> [STATED TASK]:
Edit the part of the entries that opens at the very first line and closes with the line containing "clock[interactable]: 19:36 2024/8/17", both ends included. Replace "taskbar-search-button" with "search-button", keep everything else unchanged, and give only those lines.

——

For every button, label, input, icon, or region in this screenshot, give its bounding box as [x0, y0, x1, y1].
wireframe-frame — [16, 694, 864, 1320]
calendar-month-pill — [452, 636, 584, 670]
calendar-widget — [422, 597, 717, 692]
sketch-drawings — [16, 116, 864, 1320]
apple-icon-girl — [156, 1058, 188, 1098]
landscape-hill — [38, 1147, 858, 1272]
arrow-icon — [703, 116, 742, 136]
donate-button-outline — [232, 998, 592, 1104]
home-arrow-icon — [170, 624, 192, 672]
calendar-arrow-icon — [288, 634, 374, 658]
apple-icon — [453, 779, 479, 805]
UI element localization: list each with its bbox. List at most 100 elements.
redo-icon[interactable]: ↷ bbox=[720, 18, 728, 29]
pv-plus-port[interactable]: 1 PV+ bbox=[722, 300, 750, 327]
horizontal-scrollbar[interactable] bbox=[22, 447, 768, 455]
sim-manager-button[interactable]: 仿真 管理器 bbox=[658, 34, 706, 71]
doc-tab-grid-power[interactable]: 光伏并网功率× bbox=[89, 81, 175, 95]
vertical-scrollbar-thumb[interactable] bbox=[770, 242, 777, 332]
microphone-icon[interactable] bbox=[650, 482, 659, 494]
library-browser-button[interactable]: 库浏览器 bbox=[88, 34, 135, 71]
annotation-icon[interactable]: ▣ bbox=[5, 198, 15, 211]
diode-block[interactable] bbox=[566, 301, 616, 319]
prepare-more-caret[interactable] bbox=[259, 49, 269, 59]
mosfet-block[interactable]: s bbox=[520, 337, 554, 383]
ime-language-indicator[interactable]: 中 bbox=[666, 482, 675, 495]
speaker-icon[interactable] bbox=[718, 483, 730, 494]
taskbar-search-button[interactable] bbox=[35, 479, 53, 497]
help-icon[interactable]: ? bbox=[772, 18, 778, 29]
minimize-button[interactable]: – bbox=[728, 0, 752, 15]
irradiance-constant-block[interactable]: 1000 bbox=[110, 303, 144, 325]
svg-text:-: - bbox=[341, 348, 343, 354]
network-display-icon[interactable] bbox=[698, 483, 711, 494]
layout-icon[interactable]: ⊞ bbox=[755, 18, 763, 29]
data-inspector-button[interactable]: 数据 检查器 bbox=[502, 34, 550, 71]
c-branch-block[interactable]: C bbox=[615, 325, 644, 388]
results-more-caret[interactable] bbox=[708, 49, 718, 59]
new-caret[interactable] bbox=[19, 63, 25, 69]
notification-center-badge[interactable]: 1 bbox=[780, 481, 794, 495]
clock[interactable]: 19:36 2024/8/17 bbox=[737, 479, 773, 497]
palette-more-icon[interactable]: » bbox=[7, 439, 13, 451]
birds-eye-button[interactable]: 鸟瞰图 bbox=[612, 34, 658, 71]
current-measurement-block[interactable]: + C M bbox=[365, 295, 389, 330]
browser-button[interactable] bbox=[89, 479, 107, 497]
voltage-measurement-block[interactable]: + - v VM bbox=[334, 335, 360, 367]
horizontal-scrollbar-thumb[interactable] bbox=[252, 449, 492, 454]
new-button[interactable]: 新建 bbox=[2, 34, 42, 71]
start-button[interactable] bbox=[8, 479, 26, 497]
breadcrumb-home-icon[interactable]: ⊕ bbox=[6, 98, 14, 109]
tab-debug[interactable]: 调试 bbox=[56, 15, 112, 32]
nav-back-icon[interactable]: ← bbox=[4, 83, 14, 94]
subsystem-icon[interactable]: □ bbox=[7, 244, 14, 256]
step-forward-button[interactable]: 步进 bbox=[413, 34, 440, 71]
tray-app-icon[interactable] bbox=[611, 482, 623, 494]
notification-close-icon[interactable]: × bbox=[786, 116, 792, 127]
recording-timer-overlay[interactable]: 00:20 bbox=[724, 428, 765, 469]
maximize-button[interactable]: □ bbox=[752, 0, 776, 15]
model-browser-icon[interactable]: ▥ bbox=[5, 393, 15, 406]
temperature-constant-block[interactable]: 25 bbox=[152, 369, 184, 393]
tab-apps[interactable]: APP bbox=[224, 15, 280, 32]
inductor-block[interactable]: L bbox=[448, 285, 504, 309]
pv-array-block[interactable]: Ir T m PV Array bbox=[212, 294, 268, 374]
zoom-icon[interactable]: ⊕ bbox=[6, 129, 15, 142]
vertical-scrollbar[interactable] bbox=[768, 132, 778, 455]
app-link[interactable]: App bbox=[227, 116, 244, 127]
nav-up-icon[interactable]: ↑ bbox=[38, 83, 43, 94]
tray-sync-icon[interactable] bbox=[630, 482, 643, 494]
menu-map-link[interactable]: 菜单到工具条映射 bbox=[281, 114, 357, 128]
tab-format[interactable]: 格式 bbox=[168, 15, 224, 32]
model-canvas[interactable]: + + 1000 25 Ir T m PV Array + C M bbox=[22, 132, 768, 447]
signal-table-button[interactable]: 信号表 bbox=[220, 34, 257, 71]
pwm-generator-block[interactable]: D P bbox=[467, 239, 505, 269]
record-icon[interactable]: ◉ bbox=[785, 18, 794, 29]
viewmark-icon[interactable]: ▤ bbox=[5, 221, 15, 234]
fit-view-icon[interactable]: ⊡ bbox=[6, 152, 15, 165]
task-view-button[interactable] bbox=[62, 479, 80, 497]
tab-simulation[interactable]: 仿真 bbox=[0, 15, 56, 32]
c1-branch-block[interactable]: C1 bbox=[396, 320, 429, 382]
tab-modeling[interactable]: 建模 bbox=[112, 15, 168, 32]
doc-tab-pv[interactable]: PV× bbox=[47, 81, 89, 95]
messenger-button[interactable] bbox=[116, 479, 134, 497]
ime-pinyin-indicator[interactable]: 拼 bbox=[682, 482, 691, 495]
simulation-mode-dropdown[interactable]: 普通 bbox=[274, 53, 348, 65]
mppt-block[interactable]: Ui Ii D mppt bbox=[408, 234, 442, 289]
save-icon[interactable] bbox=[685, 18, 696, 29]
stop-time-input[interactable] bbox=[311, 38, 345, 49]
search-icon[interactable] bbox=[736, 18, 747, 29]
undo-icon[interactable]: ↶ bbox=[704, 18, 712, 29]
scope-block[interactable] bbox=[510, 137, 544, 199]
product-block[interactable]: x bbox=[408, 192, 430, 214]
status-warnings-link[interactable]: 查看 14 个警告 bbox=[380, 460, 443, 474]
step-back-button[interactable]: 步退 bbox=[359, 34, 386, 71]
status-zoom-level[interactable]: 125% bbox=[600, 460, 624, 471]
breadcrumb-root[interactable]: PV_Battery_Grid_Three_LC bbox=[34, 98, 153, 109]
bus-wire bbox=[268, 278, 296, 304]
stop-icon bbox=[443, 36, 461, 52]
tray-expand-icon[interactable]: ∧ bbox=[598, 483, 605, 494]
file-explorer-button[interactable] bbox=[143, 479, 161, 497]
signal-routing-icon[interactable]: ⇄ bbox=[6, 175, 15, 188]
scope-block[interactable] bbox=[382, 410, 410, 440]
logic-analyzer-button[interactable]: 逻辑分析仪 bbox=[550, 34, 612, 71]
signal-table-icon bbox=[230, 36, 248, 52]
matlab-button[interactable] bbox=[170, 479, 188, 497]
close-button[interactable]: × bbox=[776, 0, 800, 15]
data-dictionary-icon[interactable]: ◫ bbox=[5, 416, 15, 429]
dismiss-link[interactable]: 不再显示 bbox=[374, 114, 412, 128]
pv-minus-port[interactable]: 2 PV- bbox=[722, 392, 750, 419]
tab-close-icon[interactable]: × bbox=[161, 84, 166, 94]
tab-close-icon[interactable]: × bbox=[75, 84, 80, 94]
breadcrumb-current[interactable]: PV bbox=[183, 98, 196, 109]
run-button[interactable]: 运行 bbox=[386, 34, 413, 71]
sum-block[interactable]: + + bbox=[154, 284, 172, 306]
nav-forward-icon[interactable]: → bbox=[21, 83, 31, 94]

——

> [ANSWER]:
For every button, label, input, icon, or region in this screenshot, give its bounding box as [x0, y0, x1, y1].
wireframe-frame — [16, 694, 864, 1320]
calendar-month-pill — [452, 636, 584, 670]
calendar-widget — [422, 597, 717, 692]
sketch-drawings — [16, 116, 864, 1320]
apple-icon-girl — [156, 1058, 188, 1098]
landscape-hill — [38, 1147, 858, 1272]
arrow-icon — [703, 116, 742, 136]
donate-button-outline — [232, 998, 592, 1104]
home-arrow-icon — [170, 624, 192, 672]
calendar-arrow-icon — [288, 634, 374, 658]
apple-icon — [453, 779, 479, 805]
UI element localization: list each with its bbox. List at most 100 elements.
redo-icon[interactable]: ↷ bbox=[720, 18, 728, 29]
pv-plus-port[interactable]: 1 PV+ bbox=[722, 300, 750, 327]
horizontal-scrollbar[interactable] bbox=[22, 447, 768, 455]
sim-manager-button[interactable]: 仿真 管理器 bbox=[658, 34, 706, 71]
doc-tab-grid-power[interactable]: 光伏并网功率× bbox=[89, 81, 175, 95]
vertical-scrollbar-thumb[interactable] bbox=[770, 242, 777, 332]
microphone-icon[interactable] bbox=[650, 482, 659, 494]
library-browser-button[interactable]: 库浏览器 bbox=[88, 34, 135, 71]
annotation-icon[interactable]: ▣ bbox=[5, 198, 15, 211]
diode-block[interactable] bbox=[566, 301, 616, 319]
prepare-more-caret[interactable] bbox=[259, 49, 269, 59]
mosfet-block[interactable]: s bbox=[520, 337, 554, 383]
ime-language-indicator[interactable]: 中 bbox=[666, 482, 675, 495]
speaker-icon[interactable] bbox=[718, 483, 730, 494]
search-button[interactable] bbox=[35, 479, 53, 497]
help-icon[interactable]: ? bbox=[772, 18, 778, 29]
minimize-button[interactable]: – bbox=[728, 0, 752, 15]
irradiance-constant-block[interactable]: 1000 bbox=[110, 303, 144, 325]
svg-text:-: - bbox=[341, 348, 343, 354]
network-display-icon[interactable] bbox=[698, 483, 711, 494]
layout-icon[interactable]: ⊞ bbox=[755, 18, 763, 29]
data-inspector-button[interactable]: 数据 检查器 bbox=[502, 34, 550, 71]
c-branch-block[interactable]: C bbox=[615, 325, 644, 388]
results-more-caret[interactable] bbox=[708, 49, 718, 59]
new-caret[interactable] bbox=[19, 63, 25, 69]
notification-center-badge[interactable]: 1 bbox=[780, 481, 794, 495]
clock[interactable]: 19:36 2024/8/17 bbox=[737, 479, 773, 497]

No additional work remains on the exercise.